PROBLEM DETAILS:
The answer is a single number: how many lines hold the string "铜版拓片".
### DATASET RECORDS ###
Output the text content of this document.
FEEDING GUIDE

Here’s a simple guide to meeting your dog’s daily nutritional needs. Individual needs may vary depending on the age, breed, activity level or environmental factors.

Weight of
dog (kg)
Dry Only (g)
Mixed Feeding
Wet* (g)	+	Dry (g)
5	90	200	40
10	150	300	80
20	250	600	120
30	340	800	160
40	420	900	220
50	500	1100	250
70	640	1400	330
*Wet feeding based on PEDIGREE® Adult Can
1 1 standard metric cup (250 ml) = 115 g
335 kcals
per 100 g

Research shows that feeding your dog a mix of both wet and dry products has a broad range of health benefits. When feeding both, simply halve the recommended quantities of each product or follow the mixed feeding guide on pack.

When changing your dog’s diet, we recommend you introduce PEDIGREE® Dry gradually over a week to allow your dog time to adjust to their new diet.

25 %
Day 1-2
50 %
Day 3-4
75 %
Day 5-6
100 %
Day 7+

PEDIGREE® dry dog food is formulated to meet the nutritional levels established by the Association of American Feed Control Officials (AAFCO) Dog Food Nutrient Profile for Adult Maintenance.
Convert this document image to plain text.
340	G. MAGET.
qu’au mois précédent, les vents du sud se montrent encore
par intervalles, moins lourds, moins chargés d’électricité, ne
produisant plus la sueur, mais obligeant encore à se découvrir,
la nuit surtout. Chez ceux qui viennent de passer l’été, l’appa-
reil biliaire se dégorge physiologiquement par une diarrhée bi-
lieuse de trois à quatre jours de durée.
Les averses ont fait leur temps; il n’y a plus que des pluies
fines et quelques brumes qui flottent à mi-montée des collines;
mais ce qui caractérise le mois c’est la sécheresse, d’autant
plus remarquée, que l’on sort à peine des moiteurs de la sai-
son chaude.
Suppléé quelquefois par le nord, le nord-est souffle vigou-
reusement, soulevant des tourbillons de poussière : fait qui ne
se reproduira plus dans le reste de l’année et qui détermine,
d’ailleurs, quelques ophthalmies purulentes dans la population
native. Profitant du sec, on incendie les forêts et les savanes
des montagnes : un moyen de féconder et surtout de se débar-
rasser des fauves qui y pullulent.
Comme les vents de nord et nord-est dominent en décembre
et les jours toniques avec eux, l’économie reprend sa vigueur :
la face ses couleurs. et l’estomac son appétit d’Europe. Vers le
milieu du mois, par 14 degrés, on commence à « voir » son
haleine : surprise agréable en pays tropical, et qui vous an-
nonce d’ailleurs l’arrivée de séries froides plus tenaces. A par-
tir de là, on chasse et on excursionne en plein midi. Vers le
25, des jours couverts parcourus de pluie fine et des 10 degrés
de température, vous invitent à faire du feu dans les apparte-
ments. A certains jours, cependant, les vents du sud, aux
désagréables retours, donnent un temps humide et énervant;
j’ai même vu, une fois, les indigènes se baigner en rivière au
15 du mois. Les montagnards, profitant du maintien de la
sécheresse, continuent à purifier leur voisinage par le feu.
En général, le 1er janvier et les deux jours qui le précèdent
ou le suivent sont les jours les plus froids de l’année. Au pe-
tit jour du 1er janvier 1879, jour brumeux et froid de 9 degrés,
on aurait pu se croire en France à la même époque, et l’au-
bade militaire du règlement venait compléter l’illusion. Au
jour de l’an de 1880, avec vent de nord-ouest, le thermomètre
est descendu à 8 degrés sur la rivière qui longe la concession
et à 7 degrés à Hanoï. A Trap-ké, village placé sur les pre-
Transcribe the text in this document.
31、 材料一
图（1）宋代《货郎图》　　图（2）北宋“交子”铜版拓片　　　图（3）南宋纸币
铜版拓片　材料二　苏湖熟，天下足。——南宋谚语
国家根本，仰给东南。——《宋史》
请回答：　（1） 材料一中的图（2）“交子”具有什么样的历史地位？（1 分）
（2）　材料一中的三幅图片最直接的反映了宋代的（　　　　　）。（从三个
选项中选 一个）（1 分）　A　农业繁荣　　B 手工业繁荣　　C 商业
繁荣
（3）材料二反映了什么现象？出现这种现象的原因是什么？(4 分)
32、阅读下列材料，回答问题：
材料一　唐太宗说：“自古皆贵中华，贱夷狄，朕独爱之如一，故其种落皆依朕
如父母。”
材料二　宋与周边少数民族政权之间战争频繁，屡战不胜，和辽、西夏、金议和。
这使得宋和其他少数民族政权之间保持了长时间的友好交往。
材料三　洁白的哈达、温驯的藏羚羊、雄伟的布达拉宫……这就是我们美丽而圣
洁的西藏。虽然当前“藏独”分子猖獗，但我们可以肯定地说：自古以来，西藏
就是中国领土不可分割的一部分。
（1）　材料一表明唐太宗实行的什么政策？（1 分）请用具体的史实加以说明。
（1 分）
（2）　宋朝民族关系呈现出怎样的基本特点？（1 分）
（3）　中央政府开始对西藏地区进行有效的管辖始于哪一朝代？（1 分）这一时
###
COMPLETE RESPONSE:
2